■ **TASK DETAILS**
Transcribe all the entries word for word, omitting any pictures they contain.

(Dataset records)
★ ★ ★ ★ ★

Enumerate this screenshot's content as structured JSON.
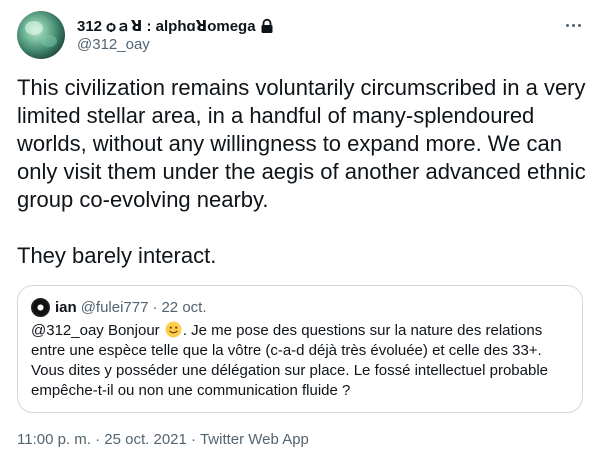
{
  "author": {
    "display_name": "312 ѻａꓤ : alphɑꓤomega",
    "handle": "@312_oay"
  },
  "tweet": {
    "text": "This civilization remains voluntarily circumscribed in a very limited stellar area, in a handful of many-splendoured worlds, without any willingness to expand more. We can only visit them under the aegis of another advanced ethnic group co-evolving nearby.\n\nThey barely interact."
  },
  "quote": {
    "display_name": "ian",
    "handle": "@fulei777",
    "separator": "·",
    "date": "22 oct.",
    "text_before": "@312_oay Bonjour",
    "text_after": ". Je me pose des questions sur la nature des relations entre une espèce telle que la vôtre (c-a-d déjà très évoluée) et celle des 33+. Vous dites y posséder une délégation sur place. Le fossé intellectuel probable empêche-t-il ou non une communication fluide ?"
  },
  "meta": {
    "time": "11:00 p. m.",
    "date": "25 oct. 2021",
    "source": "Twitter Web App",
    "separator": "·"
  },
  "icons": {
    "lock": "lock-icon",
    "more": "more-icon",
    "emoji": "slightly-smiling-face-emoji"
  }
}
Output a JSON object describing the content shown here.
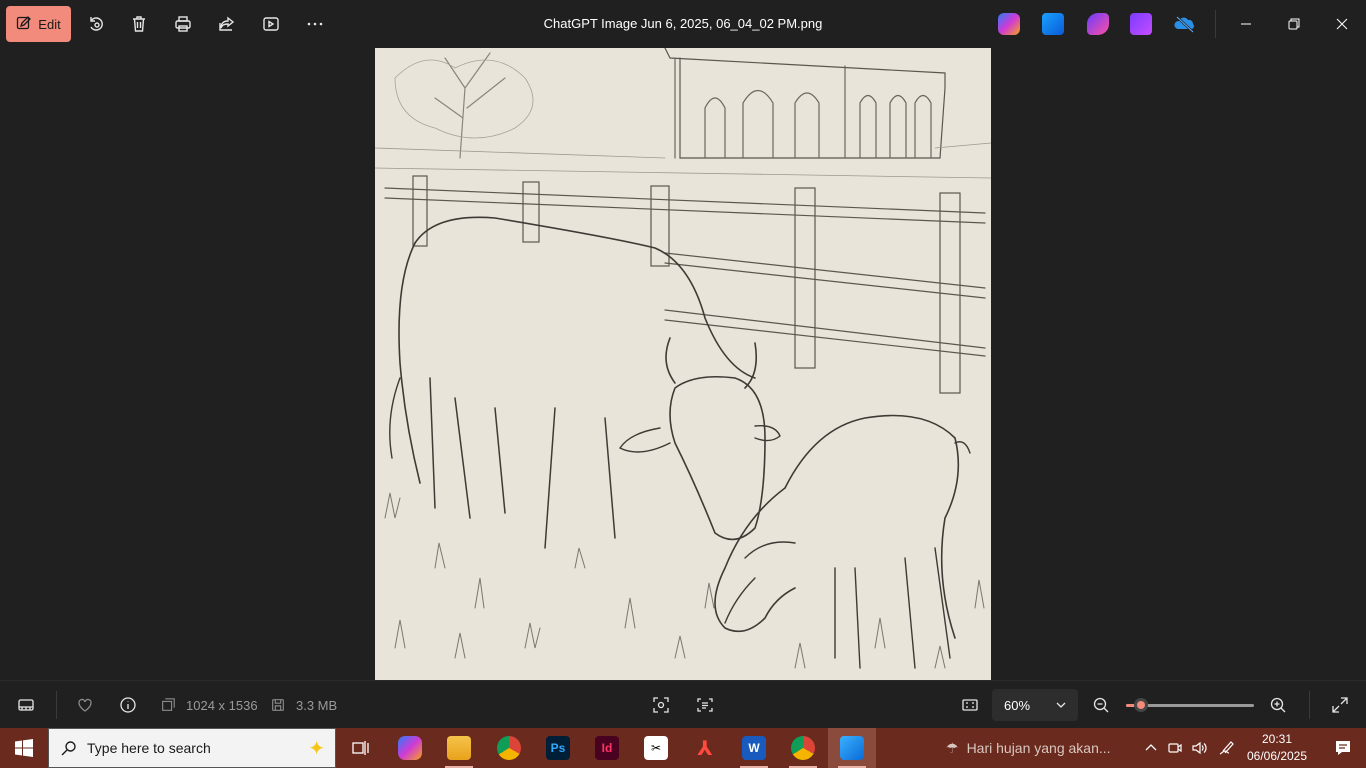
{
  "toolbar": {
    "edit_label": "Edit",
    "file_title": "ChatGPT Image Jun 6, 2025, 06_04_02 PM.png",
    "icons": [
      "edit-icon",
      "rotate-icon",
      "delete-icon",
      "print-icon",
      "share-icon",
      "slideshow-icon",
      "more-icon"
    ],
    "app_icons": [
      "copilot-icon",
      "photos-editor-icon",
      "designer-icon",
      "clipchamp-icon",
      "onedrive-icon"
    ]
  },
  "status": {
    "dimensions": "1024 x 1536",
    "file_size": "3.3 MB",
    "zoom_value": "60%",
    "zoom_fraction": 0.12
  },
  "taskbar": {
    "search_placeholder": "Type here to search",
    "apps": [
      "task-view",
      "copilot",
      "file-explorer",
      "chrome",
      "photoshop",
      "indesign",
      "capcut",
      "acrobat",
      "word",
      "chrome-profile",
      "photos"
    ],
    "weather_text": "Hari hujan yang akan...",
    "time": "20:31",
    "date": "06/06/2025"
  },
  "colors": {
    "accent": "#f28b7b",
    "background": "#202020",
    "taskbar": "#6b2a1e",
    "canvas_paper": "#e9e4d9"
  }
}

★ ★ ★ ★ ★

■ **FINISHED TASK**
Enumerate this screenshot's content as structured JSON.
{
  "author": {
    "display_name": "312 ѻａꓤ : alphɑꓤomega",
    "handle": "@312_oay"
  },
  "tweet": {
    "text": "This civilization remains voluntarily circumscribed in a very limited stellar area, in a handful of many-splendoured worlds, without any willingness to expand more. We can only visit them under the aegis of another advanced ethnic group co-evolving nearby.\n\nThey barely interact."
  },
  "quote": {
    "display_name": "ian",
    "handle": "@fulei777",
    "separator": "·",
    "date": "22 oct.",
    "text_before": "@312_oay Bonjour",
    "text_after": ". Je me pose des questions sur la nature des relations entre une espèce telle que la vôtre (c-a-d déjà très évoluée) et celle des 33+. Vous dites y posséder une délégation sur place. Le fossé intellectuel probable empêche-t-il ou non une communication fluide ?"
  },
  "meta": {
    "time": "11:00 p. m.",
    "date": "25 oct. 2021",
    "source": "Twitter Web App",
    "separator": "·"
  },
  "icons": {
    "lock": "lock-icon",
    "more": "more-icon",
    "emoji": "slightly-smiling-face-emoji"
  }
}
Output a JSON object describing the content shown here.
{
  "toolbar": {
    "edit_label": "Edit",
    "file_title": "ChatGPT Image Jun 6, 2025, 06_04_02 PM.png",
    "icons": [
      "edit-icon",
      "rotate-icon",
      "delete-icon",
      "print-icon",
      "share-icon",
      "slideshow-icon",
      "more-icon"
    ],
    "app_icons": [
      "copilot-icon",
      "photos-editor-icon",
      "designer-icon",
      "clipchamp-icon",
      "onedrive-icon"
    ]
  },
  "status": {
    "dimensions": "1024 x 1536",
    "file_size": "3.3 MB",
    "zoom_value": "60%",
    "zoom_fraction": 0.12
  },
  "taskbar": {
    "search_placeholder": "Type here to search",
    "apps": [
      "task-view",
      "copilot",
      "file-explorer",
      "chrome",
      "photoshop",
      "indesign",
      "capcut",
      "acrobat",
      "word",
      "chrome-profile",
      "photos"
    ],
    "weather_text": "Hari hujan yang akan...",
    "time": "20:31",
    "date": "06/06/2025"
  },
  "colors": {
    "accent": "#f28b7b",
    "background": "#202020",
    "taskbar": "#6b2a1e",
    "canvas_paper": "#e9e4d9"
  }
}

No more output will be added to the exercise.